■ AIM OF THE TASK
Copy out the lines exactly, from the one containing "- tract: [538, 76, 547, 85]" through the one containing "- tract: [216, 341, 225, 350]", both included.

■ Region annotation records
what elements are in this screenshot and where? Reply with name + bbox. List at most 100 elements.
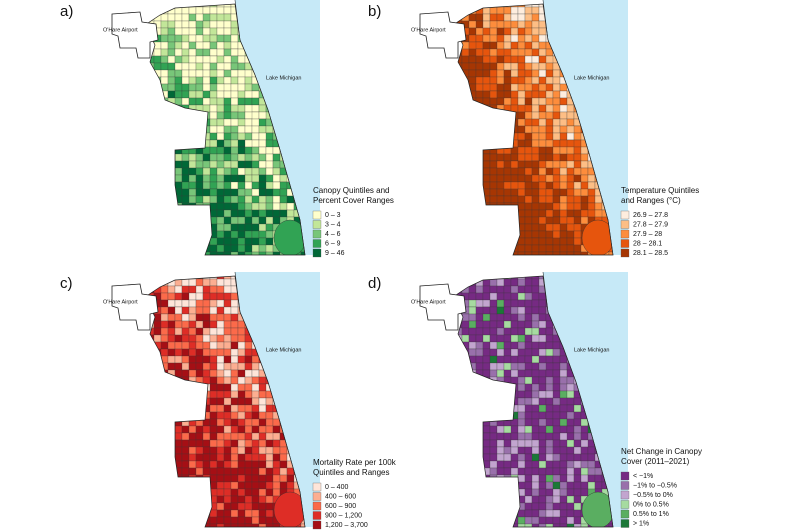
- tract: [538, 76, 547, 85]
- tract: [482, 411, 491, 420]
- tract: [145, 397, 148, 406]
- tract: [545, 439, 554, 448]
- tract: [174, 453, 183, 462]
- tract: [188, 125, 197, 134]
- tract: [559, 97, 568, 106]
- tract: [209, 20, 218, 29]
- tract: [510, 230, 519, 239]
- tract: [545, 223, 554, 232]
- tract: [147, 259, 154, 266]
- tract: [146, 278, 155, 287]
- tract: [468, 418, 477, 427]
- tract: [524, 55, 533, 64]
- tract: [188, 76, 197, 85]
- tract: [216, 97, 225, 106]
- tract: [146, 62, 155, 71]
- tract: [146, 348, 155, 357]
- tract: [181, 502, 190, 511]
- tract: [453, 334, 456, 343]
- tract: [510, 13, 519, 22]
- tract: [468, 390, 484, 399]
- tract: [154, 259, 161, 266]
- tract: [461, 97, 470, 106]
- tract: [216, 230, 225, 239]
- tract: [153, 453, 162, 462]
- tract: [230, 230, 239, 239]
- tract: [517, 244, 526, 253]
- tract: [517, 285, 526, 294]
- tract: [209, 104, 218, 113]
- tract: [195, 306, 204, 315]
- tract: [153, 481, 162, 490]
- tract: [461, 160, 470, 169]
- tract: [174, 146, 183, 155]
- tract: [468, 383, 477, 392]
- legend-swatch: [312, 248, 322, 258]
- tract: [454, 383, 463, 392]
- tract: [573, 237, 582, 246]
- tract: [223, 146, 232, 155]
- tract: [160, 27, 169, 36]
- tract: [202, 139, 211, 148]
- tract: [146, 474, 155, 483]
- tract: [573, 167, 582, 176]
- tract: [573, 397, 582, 406]
- tract: [531, 195, 540, 204]
- tract: [503, 216, 512, 225]
- tract: [237, 160, 246, 169]
- tract: [538, 299, 547, 308]
- tract: [160, 341, 169, 350]
- tract: [517, 355, 526, 364]
- tract: [468, 125, 477, 134]
- tract: [145, 160, 155, 169]
- tract: [531, 230, 540, 239]
- tract: [531, 146, 540, 155]
- tract: [146, 502, 155, 511]
- tract: [167, 202, 176, 211]
- tract: [468, 425, 477, 434]
- tract: [279, 481, 288, 490]
- tract: [468, 495, 477, 504]
- tract: [223, 502, 232, 511]
- tract: [145, 278, 148, 287]
- tract: [216, 104, 225, 113]
- tract: [216, 341, 225, 350]
- tract: [188, 411, 197, 420]
- tract: [209, 327, 218, 336]
- tract: [468, 341, 477, 350]
- tract: [153, 251, 162, 255]
- tract: [461, 55, 470, 64]
- tract: [453, 62, 456, 71]
- tract: [286, 195, 295, 204]
- tract: [510, 6, 519, 15]
- legend-entry: > 1%: [633, 520, 649, 527]
- legend-swatch: [620, 509, 630, 519]
- tract: [174, 334, 183, 343]
- tract: [216, 6, 225, 15]
- tract: [146, 181, 155, 190]
- tract: [503, 251, 512, 255]
- tract: [475, 62, 484, 71]
- tract: [489, 278, 498, 287]
- tract: [223, 153, 232, 162]
- tract: [559, 369, 568, 378]
- tract: [237, 125, 246, 134]
- tract: [454, 251, 463, 255]
- tract: [251, 362, 260, 371]
- tract: [496, 62, 505, 71]
- tract: [453, 237, 456, 246]
- tract: [468, 404, 477, 413]
- tract: [223, 432, 232, 441]
- tract: [195, 481, 204, 490]
- tract: [461, 230, 470, 239]
- tract: [174, 251, 190, 255]
- tract: [230, 320, 239, 329]
- tract: [461, 202, 470, 211]
- tract: [195, 404, 204, 413]
- tract: [517, 446, 526, 455]
- tract: [545, 125, 554, 134]
- tract: [468, 432, 477, 441]
- tract: [237, 481, 246, 490]
- tract: [237, 167, 246, 176]
- tract: [489, 69, 498, 78]
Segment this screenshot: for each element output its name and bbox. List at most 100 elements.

■ EXERCISE SOLUTION
- tract: [538, 76, 547, 85]
- tract: [482, 411, 491, 420]
- tract: [145, 397, 148, 406]
- tract: [545, 439, 554, 448]
- tract: [174, 453, 183, 462]
- tract: [188, 125, 197, 134]
- tract: [559, 97, 568, 106]
- tract: [209, 20, 218, 29]
- tract: [510, 230, 519, 239]
- tract: [545, 223, 554, 232]
- tract: [147, 259, 154, 266]
- tract: [146, 278, 155, 287]
- tract: [468, 418, 477, 427]
- tract: [524, 55, 533, 64]
- tract: [188, 76, 197, 85]
- tract: [216, 97, 225, 106]
- tract: [146, 62, 155, 71]
- tract: [146, 348, 155, 357]
- tract: [181, 502, 190, 511]
- tract: [453, 334, 456, 343]
- tract: [510, 13, 519, 22]
- tract: [468, 390, 484, 399]
- tract: [154, 259, 161, 266]
- tract: [461, 97, 470, 106]
- tract: [216, 230, 225, 239]
- tract: [153, 453, 162, 462]
- tract: [230, 230, 239, 239]
- tract: [517, 244, 526, 253]
- tract: [517, 285, 526, 294]
- tract: [209, 104, 218, 113]
- tract: [195, 306, 204, 315]
- tract: [153, 481, 162, 490]
- tract: [461, 160, 470, 169]
- tract: [174, 146, 183, 155]
- tract: [468, 383, 477, 392]
- legend-swatch: [312, 248, 322, 258]
- tract: [454, 383, 463, 392]
- tract: [573, 237, 582, 246]
- tract: [223, 146, 232, 155]
- tract: [160, 27, 169, 36]
- tract: [202, 139, 211, 148]
- tract: [146, 474, 155, 483]
- tract: [573, 167, 582, 176]
- tract: [573, 397, 582, 406]
- tract: [531, 195, 540, 204]
- tract: [503, 216, 512, 225]
- tract: [237, 160, 246, 169]
- tract: [538, 299, 547, 308]
- tract: [160, 341, 169, 350]
- tract: [517, 355, 526, 364]
- tract: [468, 125, 477, 134]
- tract: [145, 160, 155, 169]
- tract: [531, 230, 540, 239]
- tract: [531, 146, 540, 155]
- tract: [146, 502, 155, 511]
- tract: [167, 202, 176, 211]
- tract: [468, 425, 477, 434]
- tract: [279, 481, 288, 490]
- tract: [468, 495, 477, 504]
- tract: [223, 502, 232, 511]
- tract: [145, 278, 148, 287]
- tract: [216, 104, 225, 113]
- tract: [216, 341, 225, 350]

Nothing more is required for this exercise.